• _Aim of the exercise_:
Each entry that follows is to be retyped exactly. Pictures do not belong in the copy.

[Figure record extracts]
%%

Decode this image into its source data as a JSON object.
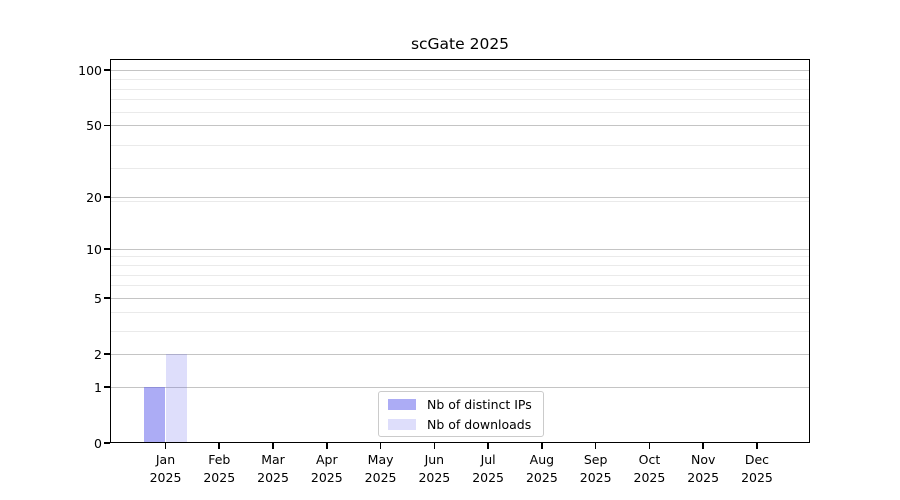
{
  "title": "scGate 2025",
  "chart_data": {
    "type": "bar",
    "title": "scGate 2025",
    "categories": [
      "Jan",
      "Feb",
      "Mar",
      "Apr",
      "May",
      "Jun",
      "Jul",
      "Aug",
      "Sep",
      "Oct",
      "Nov",
      "Dec"
    ],
    "category_sublabel": "2025",
    "series": [
      {
        "name": "Nb of distinct IPs",
        "color": "#5a5aeb",
        "alpha": 0.5,
        "values": [
          1,
          0,
          0,
          0,
          0,
          0,
          0,
          0,
          0,
          0,
          0,
          0
        ]
      },
      {
        "name": "Nb of downloads",
        "color": "#5a5aeb",
        "alpha": 0.2,
        "values": [
          2,
          0,
          0,
          0,
          0,
          0,
          0,
          0,
          0,
          0,
          0,
          0
        ]
      }
    ],
    "yscale": "log10(1+y)",
    "y_ticks": [
      0,
      1,
      2,
      5,
      10,
      20,
      50,
      100
    ],
    "y_tick_labels": [
      "0",
      "1",
      "2",
      "5",
      "10",
      "20",
      "50",
      "100"
    ],
    "y_minor_gridlines": [
      3,
      4,
      6,
      7,
      8,
      9,
      19,
      29,
      39,
      59,
      69,
      79,
      89
    ],
    "ylim": [
      0,
      115
    ],
    "grid": "both",
    "legend_position": "lower center",
    "colors": {
      "grid_major": "#c4c4c4",
      "grid_minor": "#eaeaea",
      "axis": "#000000",
      "background": "#ffffff"
    }
  }
}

%%

• _Result below_:
Decode this image into its source data as a JSON object.
{
  "title": "scGate 2025",
  "chart_data": {
    "type": "bar",
    "title": "scGate 2025",
    "categories": [
      "Jan",
      "Feb",
      "Mar",
      "Apr",
      "May",
      "Jun",
      "Jul",
      "Aug",
      "Sep",
      "Oct",
      "Nov",
      "Dec"
    ],
    "category_sublabel": "2025",
    "series": [
      {
        "name": "Nb of distinct IPs",
        "color": "#5a5aeb",
        "alpha": 0.5,
        "values": [
          1,
          0,
          0,
          0,
          0,
          0,
          0,
          0,
          0,
          0,
          0,
          0
        ]
      },
      {
        "name": "Nb of downloads",
        "color": "#5a5aeb",
        "alpha": 0.2,
        "values": [
          2,
          0,
          0,
          0,
          0,
          0,
          0,
          0,
          0,
          0,
          0,
          0
        ]
      }
    ],
    "yscale": "log10(1+y)",
    "y_ticks": [
      0,
      1,
      2,
      5,
      10,
      20,
      50,
      100
    ],
    "y_tick_labels": [
      "0",
      "1",
      "2",
      "5",
      "10",
      "20",
      "50",
      "100"
    ],
    "y_minor_gridlines": [
      3,
      4,
      6,
      7,
      8,
      9,
      19,
      29,
      39,
      59,
      69,
      79,
      89
    ],
    "ylim": [
      0,
      115
    ],
    "grid": "both",
    "legend_position": "lower center",
    "colors": {
      "grid_major": "#c4c4c4",
      "grid_minor": "#eaeaea",
      "axis": "#000000",
      "background": "#ffffff"
    }
  }
}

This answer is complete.